= MATERIAL =
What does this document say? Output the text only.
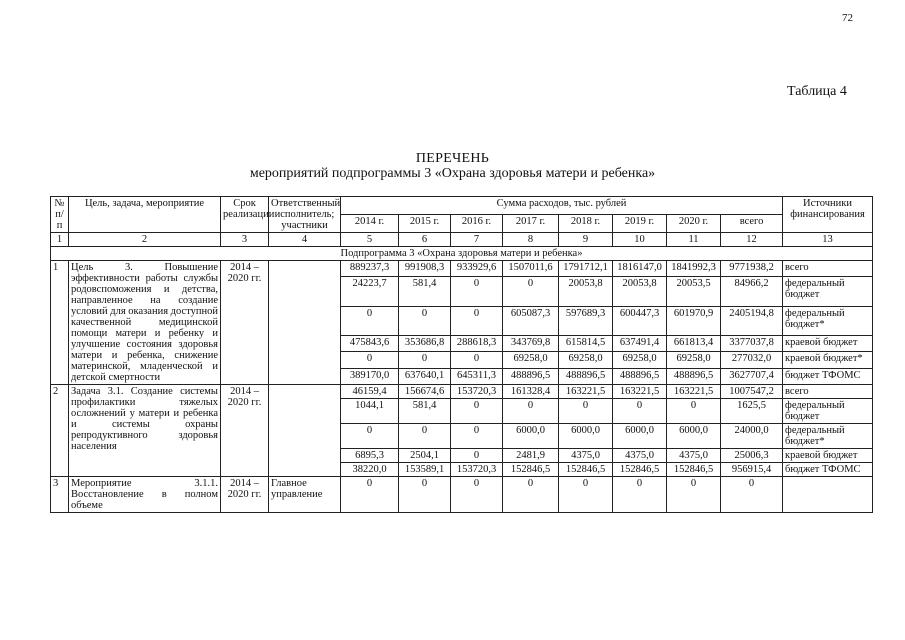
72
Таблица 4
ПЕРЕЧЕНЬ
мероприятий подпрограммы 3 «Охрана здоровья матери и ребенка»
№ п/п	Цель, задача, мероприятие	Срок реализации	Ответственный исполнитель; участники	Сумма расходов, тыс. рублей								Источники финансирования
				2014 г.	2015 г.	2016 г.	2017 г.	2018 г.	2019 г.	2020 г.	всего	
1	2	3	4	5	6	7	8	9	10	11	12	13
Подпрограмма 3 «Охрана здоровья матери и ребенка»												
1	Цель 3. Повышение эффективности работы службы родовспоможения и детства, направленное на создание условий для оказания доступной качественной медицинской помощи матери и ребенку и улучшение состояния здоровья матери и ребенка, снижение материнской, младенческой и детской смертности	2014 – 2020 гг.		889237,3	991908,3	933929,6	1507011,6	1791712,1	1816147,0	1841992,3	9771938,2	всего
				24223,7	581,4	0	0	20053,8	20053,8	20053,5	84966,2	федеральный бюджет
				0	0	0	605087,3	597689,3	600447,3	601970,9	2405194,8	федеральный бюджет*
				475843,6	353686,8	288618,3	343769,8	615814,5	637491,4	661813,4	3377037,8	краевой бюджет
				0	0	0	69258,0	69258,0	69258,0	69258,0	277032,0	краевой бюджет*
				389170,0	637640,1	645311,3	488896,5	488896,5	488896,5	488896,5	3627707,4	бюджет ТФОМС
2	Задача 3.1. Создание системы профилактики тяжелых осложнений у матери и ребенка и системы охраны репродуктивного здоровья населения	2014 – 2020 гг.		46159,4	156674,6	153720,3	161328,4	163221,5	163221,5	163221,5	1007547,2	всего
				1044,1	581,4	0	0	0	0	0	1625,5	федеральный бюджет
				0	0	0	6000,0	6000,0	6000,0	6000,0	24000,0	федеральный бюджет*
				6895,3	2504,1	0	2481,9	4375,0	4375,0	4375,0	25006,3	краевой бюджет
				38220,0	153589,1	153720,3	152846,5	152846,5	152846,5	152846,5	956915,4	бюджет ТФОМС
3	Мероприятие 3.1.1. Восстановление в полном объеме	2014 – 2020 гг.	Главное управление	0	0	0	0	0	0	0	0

= REQUIREMENTS =
Reproduce the material above verbatim; omit every picture.

= WORKED ANSWER =
What does this document say? Output the text only.
72
Таблица 4
ПЕРЕЧЕНЬ
мероприятий подпрограммы 3 «Охрана здоровья матери и ребенка»
№ п/п	Цель, задача, мероприятие	Срок реализации	Ответственный исполнитель; участники	Сумма расходов, тыс. рублей								Источники финансирования
				2014 г.	2015 г.	2016 г.	2017 г.	2018 г.	2019 г.	2020 г.	всего	
1	2	3	4	5	6	7	8	9	10	11	12	13
Подпрограмма 3 «Охрана здоровья матери и ребенка»												
1	Цель 3. Повышение эффективности работы службы родовспоможения и детства, направленное на создание условий для оказания доступной качественной медицинской помощи матери и ребенку и улучшение состояния здоровья матери и ребенка, снижение материнской, младенческой и детской смертности	2014 – 2020 гг.		889237,3	991908,3	933929,6	1507011,6	1791712,1	1816147,0	1841992,3	9771938,2	всего
				24223,7	581,4	0	0	20053,8	20053,8	20053,5	84966,2	федеральный бюджет
				0	0	0	605087,3	597689,3	600447,3	601970,9	2405194,8	федеральный бюджет*
				475843,6	353686,8	288618,3	343769,8	615814,5	637491,4	661813,4	3377037,8	краевой бюджет
				0	0	0	69258,0	69258,0	69258,0	69258,0	277032,0	краевой бюджет*
				389170,0	637640,1	645311,3	488896,5	488896,5	488896,5	488896,5	3627707,4	бюджет ТФОМС
2	Задача 3.1. Создание системы профилактики тяжелых осложнений у матери и ребенка и системы охраны репродуктивного здоровья населения	2014 – 2020 гг.		46159,4	156674,6	153720,3	161328,4	163221,5	163221,5	163221,5	1007547,2	всего
				1044,1	581,4	0	0	0	0	0	1625,5	федеральный бюджет
				0	0	0	6000,0	6000,0	6000,0	6000,0	24000,0	федеральный бюджет*
				6895,3	2504,1	0	2481,9	4375,0	4375,0	4375,0	25006,3	краевой бюджет
				38220,0	153589,1	153720,3	152846,5	152846,5	152846,5	152846,5	956915,4	бюджет ТФОМС
3	Мероприятие 3.1.1. Восстановление в полном объеме	2014 – 2020 гг.	Главное управление	0	0	0	0	0	0	0	0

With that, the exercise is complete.